» **GIVEN INFORMATION**
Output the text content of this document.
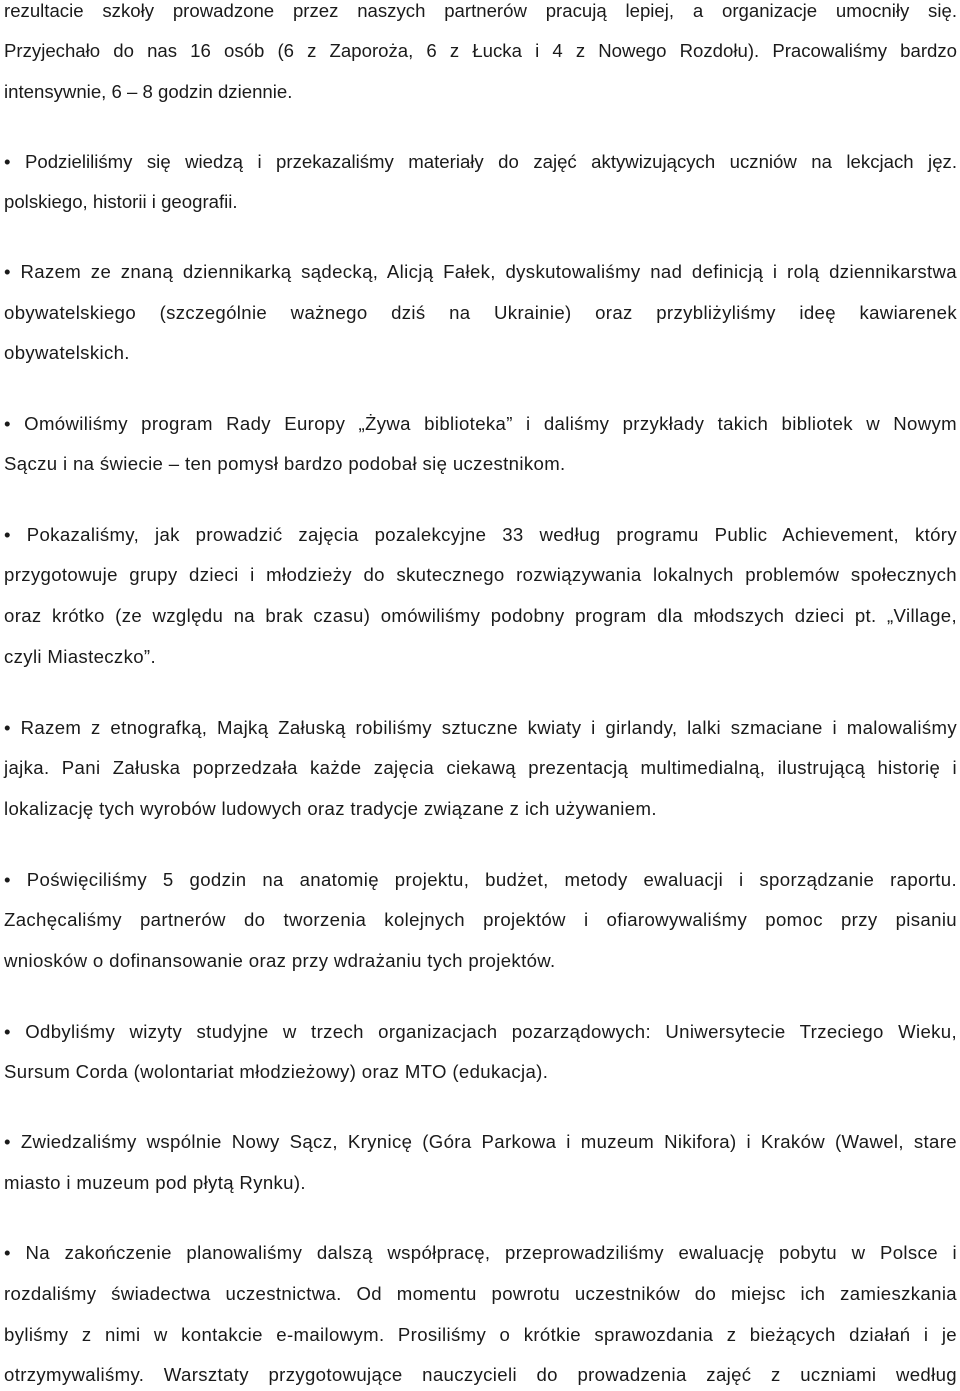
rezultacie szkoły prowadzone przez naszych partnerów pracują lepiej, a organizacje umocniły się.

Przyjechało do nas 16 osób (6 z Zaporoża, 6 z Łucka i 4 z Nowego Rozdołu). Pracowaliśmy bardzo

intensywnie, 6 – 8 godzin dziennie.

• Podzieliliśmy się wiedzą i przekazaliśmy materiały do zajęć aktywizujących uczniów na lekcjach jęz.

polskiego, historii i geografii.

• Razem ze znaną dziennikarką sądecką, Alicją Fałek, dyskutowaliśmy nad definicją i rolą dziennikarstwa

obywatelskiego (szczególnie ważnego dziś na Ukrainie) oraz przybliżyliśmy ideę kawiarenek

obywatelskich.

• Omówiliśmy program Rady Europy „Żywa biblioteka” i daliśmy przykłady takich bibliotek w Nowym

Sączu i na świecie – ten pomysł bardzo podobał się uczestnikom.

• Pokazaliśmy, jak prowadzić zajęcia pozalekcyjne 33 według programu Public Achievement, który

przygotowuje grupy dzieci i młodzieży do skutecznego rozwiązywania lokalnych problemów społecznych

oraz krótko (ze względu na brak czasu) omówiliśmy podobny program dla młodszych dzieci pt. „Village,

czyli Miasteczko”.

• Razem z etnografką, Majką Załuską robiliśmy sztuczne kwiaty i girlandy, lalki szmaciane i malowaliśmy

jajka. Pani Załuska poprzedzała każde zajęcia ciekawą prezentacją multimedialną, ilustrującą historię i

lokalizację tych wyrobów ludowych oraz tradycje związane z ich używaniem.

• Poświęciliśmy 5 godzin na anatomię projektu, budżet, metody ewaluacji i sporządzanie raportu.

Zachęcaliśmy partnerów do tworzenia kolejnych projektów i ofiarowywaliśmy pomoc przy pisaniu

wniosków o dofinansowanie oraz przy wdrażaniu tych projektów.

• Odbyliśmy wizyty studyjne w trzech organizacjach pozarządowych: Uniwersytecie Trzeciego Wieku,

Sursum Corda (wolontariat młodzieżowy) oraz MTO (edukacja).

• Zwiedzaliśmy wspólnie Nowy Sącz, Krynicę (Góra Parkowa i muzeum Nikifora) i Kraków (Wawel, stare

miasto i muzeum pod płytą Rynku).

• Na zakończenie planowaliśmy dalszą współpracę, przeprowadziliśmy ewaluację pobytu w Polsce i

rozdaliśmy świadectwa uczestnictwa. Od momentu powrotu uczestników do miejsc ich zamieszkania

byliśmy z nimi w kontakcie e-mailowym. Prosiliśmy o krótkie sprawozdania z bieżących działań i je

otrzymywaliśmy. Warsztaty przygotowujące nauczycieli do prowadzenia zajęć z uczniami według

...

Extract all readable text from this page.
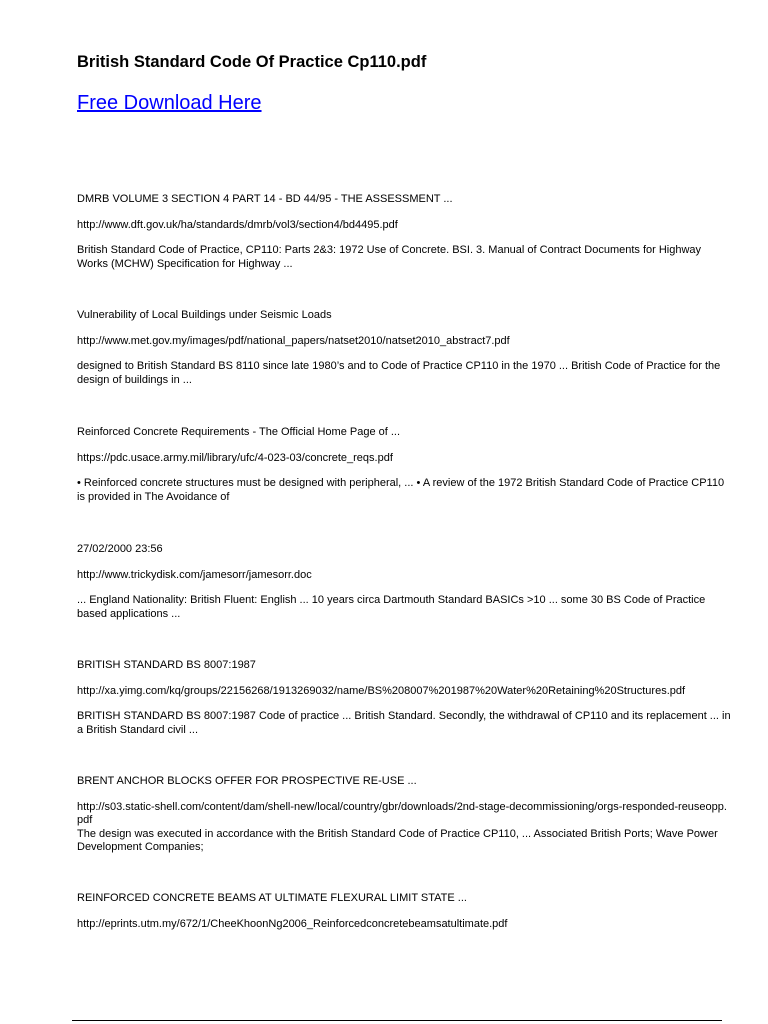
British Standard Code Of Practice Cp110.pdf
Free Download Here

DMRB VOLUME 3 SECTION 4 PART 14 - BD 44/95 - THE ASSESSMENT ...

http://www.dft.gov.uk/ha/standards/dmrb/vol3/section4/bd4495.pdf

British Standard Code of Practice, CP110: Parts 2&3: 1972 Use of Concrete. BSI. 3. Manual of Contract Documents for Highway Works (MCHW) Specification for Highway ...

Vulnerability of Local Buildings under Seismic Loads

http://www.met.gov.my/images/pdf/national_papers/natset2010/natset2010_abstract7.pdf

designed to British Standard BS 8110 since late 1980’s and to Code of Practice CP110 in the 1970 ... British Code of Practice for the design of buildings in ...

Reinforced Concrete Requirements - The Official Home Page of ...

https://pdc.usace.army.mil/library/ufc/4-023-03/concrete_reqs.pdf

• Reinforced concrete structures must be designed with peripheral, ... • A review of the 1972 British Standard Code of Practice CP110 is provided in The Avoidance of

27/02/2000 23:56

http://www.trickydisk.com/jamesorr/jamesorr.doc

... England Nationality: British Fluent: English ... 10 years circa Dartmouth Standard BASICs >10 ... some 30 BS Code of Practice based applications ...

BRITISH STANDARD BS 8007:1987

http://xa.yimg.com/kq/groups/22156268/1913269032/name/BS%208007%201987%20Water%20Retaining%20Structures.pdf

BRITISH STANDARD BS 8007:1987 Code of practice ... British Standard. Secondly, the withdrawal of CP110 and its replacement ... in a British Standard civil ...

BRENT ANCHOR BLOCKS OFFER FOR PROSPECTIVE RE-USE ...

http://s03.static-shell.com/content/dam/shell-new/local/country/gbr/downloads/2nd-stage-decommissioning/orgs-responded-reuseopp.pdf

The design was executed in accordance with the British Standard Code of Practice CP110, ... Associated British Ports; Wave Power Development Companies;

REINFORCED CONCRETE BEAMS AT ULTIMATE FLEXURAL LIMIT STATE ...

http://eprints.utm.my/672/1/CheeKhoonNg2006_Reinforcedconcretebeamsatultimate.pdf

---

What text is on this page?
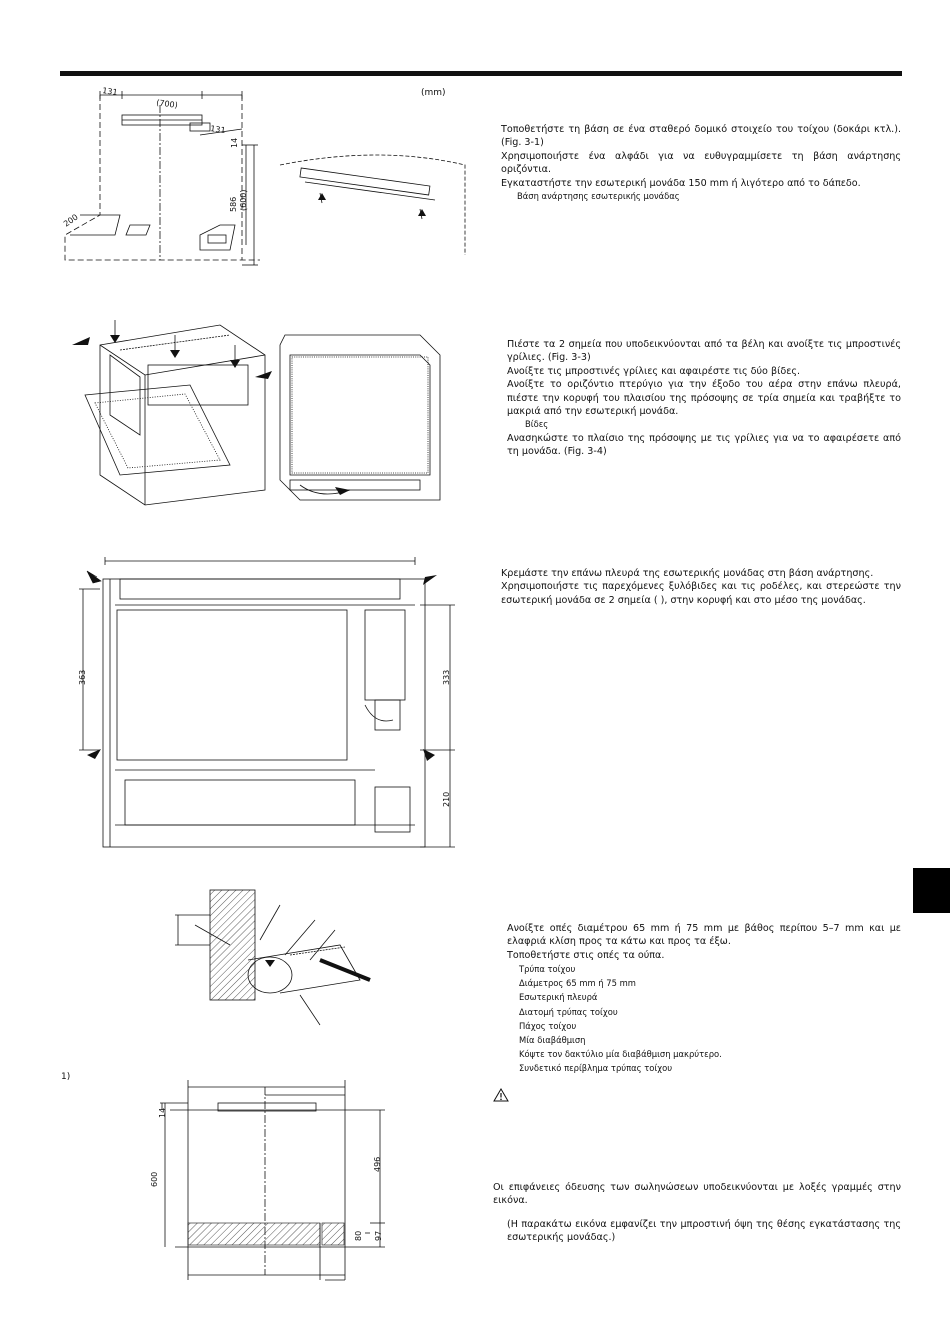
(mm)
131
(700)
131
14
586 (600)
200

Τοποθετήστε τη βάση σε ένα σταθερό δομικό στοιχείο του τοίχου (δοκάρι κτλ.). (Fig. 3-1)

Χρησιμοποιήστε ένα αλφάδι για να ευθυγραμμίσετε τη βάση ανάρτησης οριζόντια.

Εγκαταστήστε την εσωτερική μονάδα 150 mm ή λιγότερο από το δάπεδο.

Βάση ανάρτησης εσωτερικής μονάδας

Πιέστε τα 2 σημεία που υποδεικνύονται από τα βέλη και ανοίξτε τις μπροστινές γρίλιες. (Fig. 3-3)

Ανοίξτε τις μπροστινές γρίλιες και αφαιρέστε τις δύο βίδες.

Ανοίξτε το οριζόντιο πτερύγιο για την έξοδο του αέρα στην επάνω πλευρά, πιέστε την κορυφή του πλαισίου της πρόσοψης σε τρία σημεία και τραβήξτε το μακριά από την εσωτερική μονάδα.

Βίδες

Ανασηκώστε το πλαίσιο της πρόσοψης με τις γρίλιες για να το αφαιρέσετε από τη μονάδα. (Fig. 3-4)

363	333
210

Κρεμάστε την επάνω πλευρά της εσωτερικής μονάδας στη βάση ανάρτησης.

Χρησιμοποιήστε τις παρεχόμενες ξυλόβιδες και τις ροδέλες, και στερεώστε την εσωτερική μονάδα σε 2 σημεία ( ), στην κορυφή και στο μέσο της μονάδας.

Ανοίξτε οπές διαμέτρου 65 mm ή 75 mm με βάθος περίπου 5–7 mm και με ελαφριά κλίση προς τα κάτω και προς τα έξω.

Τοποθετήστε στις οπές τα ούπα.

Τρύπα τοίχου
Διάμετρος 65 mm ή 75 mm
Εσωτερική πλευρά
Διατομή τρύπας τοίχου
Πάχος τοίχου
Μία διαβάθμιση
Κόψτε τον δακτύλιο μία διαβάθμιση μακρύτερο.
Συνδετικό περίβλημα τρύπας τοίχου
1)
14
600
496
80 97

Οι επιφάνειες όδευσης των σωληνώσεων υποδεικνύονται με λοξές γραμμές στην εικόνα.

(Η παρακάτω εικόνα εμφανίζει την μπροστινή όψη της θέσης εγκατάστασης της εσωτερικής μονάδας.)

» **STATED EXERCISE**
Copy every line in the records above that contains the word "Code".

» **ANSWER FOR THE TASK**
British Standard Code Of Practice Cp110.pdf
British Standard Code of Practice, CP110: Parts 2&3: 1972 Use of Concrete. BSI. 3. Manual of Contract Documents for Highway Works (MCHW) Specification for Highway ...
designed to British Standard BS 8110 since late 1980’s and to Code of Practice CP110 in the 1970 ... British Code of Practice for the design of buildings in ...
• Reinforced concrete structures must be designed with peripheral, ... • A review of the 1972 British Standard Code of Practice CP110 is provided in The Avoidance of
... England Nationality: British Fluent: English ... 10 years circa Dartmouth Standard BASICs >10 ... some 30 BS Code of Practice based applications ...
BRITISH STANDARD BS 8007:1987 Code of practice ... British Standard. Secondly, the withdrawal of CP110 and its replacement ... in a British Standard civil ...
The design was executed in accordance with the British Standard Code of Practice CP110, ... Associated British Ports; Wave Power Development Companies;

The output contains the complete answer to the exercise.